---- INFORMATION SUPPLIED
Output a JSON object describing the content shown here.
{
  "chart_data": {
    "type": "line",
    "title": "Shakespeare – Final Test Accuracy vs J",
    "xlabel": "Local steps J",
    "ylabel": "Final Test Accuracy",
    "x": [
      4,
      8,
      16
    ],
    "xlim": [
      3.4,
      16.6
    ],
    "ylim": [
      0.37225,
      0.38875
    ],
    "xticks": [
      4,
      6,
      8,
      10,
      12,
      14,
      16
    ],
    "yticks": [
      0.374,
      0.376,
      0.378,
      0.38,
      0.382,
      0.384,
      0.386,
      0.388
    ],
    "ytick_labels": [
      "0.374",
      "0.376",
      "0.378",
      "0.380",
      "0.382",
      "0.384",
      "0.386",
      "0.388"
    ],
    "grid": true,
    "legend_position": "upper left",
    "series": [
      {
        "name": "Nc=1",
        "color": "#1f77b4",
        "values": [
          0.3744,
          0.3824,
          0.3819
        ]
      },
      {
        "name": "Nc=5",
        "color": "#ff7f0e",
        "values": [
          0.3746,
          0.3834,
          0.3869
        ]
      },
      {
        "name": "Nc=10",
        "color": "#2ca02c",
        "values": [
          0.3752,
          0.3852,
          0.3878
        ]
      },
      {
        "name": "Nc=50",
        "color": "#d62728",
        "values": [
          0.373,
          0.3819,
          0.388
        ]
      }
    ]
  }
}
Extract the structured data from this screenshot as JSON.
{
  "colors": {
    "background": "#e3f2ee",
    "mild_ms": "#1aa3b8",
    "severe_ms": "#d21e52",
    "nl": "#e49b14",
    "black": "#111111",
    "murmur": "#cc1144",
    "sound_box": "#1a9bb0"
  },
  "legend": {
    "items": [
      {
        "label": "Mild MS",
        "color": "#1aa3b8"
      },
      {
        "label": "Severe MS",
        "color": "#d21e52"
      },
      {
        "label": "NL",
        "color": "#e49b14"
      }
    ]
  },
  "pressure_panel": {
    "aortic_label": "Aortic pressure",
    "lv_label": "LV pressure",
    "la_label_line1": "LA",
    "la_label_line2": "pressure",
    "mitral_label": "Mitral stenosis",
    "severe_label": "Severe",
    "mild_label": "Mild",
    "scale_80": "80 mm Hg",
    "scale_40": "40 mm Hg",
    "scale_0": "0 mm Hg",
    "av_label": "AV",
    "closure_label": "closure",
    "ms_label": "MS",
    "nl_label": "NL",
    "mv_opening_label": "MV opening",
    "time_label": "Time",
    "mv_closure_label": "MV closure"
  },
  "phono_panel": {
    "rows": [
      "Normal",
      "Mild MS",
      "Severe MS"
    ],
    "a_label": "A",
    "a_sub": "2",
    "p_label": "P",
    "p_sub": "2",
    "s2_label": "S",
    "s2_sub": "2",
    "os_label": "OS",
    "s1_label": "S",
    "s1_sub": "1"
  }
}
--------
- WHAT YOU HAVE TO DO
Please restate the data word for word, every record included.

- WRITTEN SOLUTION
Output a JSON object describing the content shown here.
{
  "chart_data": {
    "type": "line",
    "title": "Shakespeare – Final Test Accuracy vs J",
    "xlabel": "Local steps J",
    "ylabel": "Final Test Accuracy",
    "x": [
      4,
      8,
      16
    ],
    "xlim": [
      3.4,
      16.6
    ],
    "ylim": [
      0.37225,
      0.38875
    ],
    "xticks": [
      4,
      6,
      8,
      10,
      12,
      14,
      16
    ],
    "yticks": [
      0.374,
      0.376,
      0.378,
      0.38,
      0.382,
      0.384,
      0.386,
      0.388
    ],
    "ytick_labels": [
      "0.374",
      "0.376",
      "0.378",
      "0.380",
      "0.382",
      "0.384",
      "0.386",
      "0.388"
    ],
    "grid": true,
    "legend_position": "upper left",
    "series": [
      {
        "name": "Nc=1",
        "color": "#1f77b4",
        "values": [
          0.3744,
          0.3824,
          0.3819
        ]
      },
      {
        "name": "Nc=5",
        "color": "#ff7f0e",
        "values": [
          0.3746,
          0.3834,
          0.3869
        ]
      },
      {
        "name": "Nc=10",
        "color": "#2ca02c",
        "values": [
          0.3752,
          0.3852,
          0.3878
        ]
      },
      {
        "name": "Nc=50",
        "color": "#d62728",
        "values": [
          0.373,
          0.3819,
          0.388
        ]
      }
    ]
  }
}
Extract the structured data from this screenshot as JSON.
{
  "colors": {
    "background": "#e3f2ee",
    "mild_ms": "#1aa3b8",
    "severe_ms": "#d21e52",
    "nl": "#e49b14",
    "black": "#111111",
    "murmur": "#cc1144",
    "sound_box": "#1a9bb0"
  },
  "legend": {
    "items": [
      {
        "label": "Mild MS",
        "color": "#1aa3b8"
      },
      {
        "label": "Severe MS",
        "color": "#d21e52"
      },
      {
        "label": "NL",
        "color": "#e49b14"
      }
    ]
  },
  "pressure_panel": {
    "aortic_label": "Aortic pressure",
    "lv_label": "LV pressure",
    "la_label_line1": "LA",
    "la_label_line2": "pressure",
    "mitral_label": "Mitral stenosis",
    "severe_label": "Severe",
    "mild_label": "Mild",
    "scale_80": "80 mm Hg",
    "scale_40": "40 mm Hg",
    "scale_0": "0 mm Hg",
    "av_label": "AV",
    "closure_label": "closure",
    "ms_label": "MS",
    "nl_label": "NL",
    "mv_opening_label": "MV opening",
    "time_label": "Time",
    "mv_closure_label": "MV closure"
  },
  "phono_panel": {
    "rows": [
      "Normal",
      "Mild MS",
      "Severe MS"
    ],
    "a_label": "A",
    "a_sub": "2",
    "p_label": "P",
    "p_sub": "2",
    "s2_label": "S",
    "s2_sub": "2",
    "os_label": "OS",
    "s1_label": "S",
    "s1_sub": "1"
  }
}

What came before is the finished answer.